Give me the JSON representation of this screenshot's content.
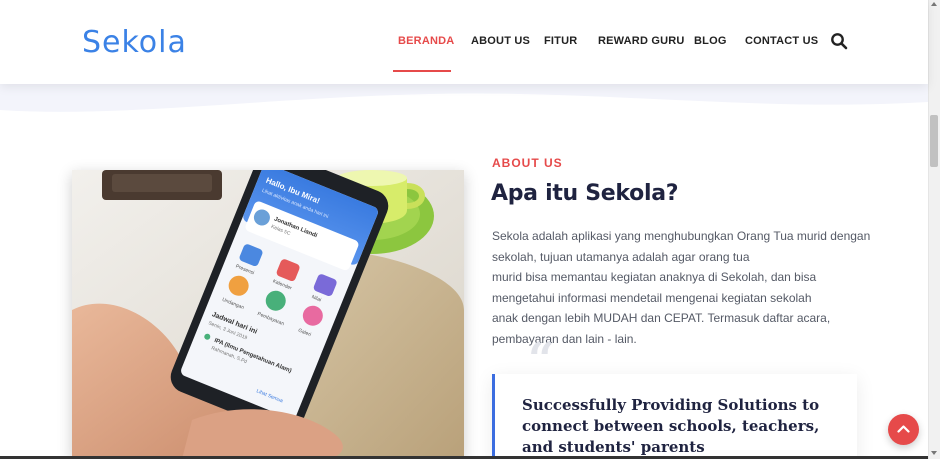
{
  "brand": {
    "logo_text": "Sekola",
    "accent": "#3b82e6",
    "highlight": "#e64a4a"
  },
  "nav": {
    "items": [
      {
        "label": "BERANDA",
        "active": true
      },
      {
        "label": "ABOUT US",
        "active": false
      },
      {
        "label": "FITUR",
        "active": false
      },
      {
        "label": "REWARD GURU",
        "active": false
      },
      {
        "label": "BLOG",
        "active": false
      },
      {
        "label": "CONTACT US",
        "active": false
      }
    ],
    "search_icon": "search-icon"
  },
  "about": {
    "label": "ABOUT US",
    "title": "Apa itu Sekola?",
    "description_lines": [
      "Sekola adalah aplikasi yang menghubungkan Orang Tua murid dengan",
      "sekolah, tujuan utamanya adalah agar orang tua",
      "murid bisa memantau kegiatan anaknya di Sekolah, dan bisa",
      "mengetahui informasi mendetail mengenai kegiatan sekolah",
      "anak dengan lebih MUDAH dan CEPAT. Termasuk daftar acara,",
      "pembayaran dan lain - lain."
    ],
    "quote_mark": "“",
    "quote": "Successfully Providing Solutions to connect between schools, teachers, and students' parents"
  },
  "phone_screen": {
    "greeting": "Hallo, Ibu Mira!",
    "subtitle": "Lihat aktivitas anak anda hari ini",
    "student_name": "Jonathan Liandi",
    "student_class": "Kelas 5C",
    "menu": [
      "Presensi",
      "Kalender",
      "Undangan",
      "Pembayaran",
      "Nilai",
      "Galeri"
    ],
    "schedule_title": "Jadwal hari ini",
    "schedule_date": "Senin, 3 Juni 2019",
    "schedule_item": "IPA (Ilmu Pengetahuan Alam)",
    "schedule_teacher": "Rahmanah, S.Pd",
    "see_all": "Lihat Semua"
  },
  "back_to_top_icon": "chevron-up-icon"
}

###

Written problem -
Count every line in the preceding entries where the string "icon" appears, then state only the total.

In response -
2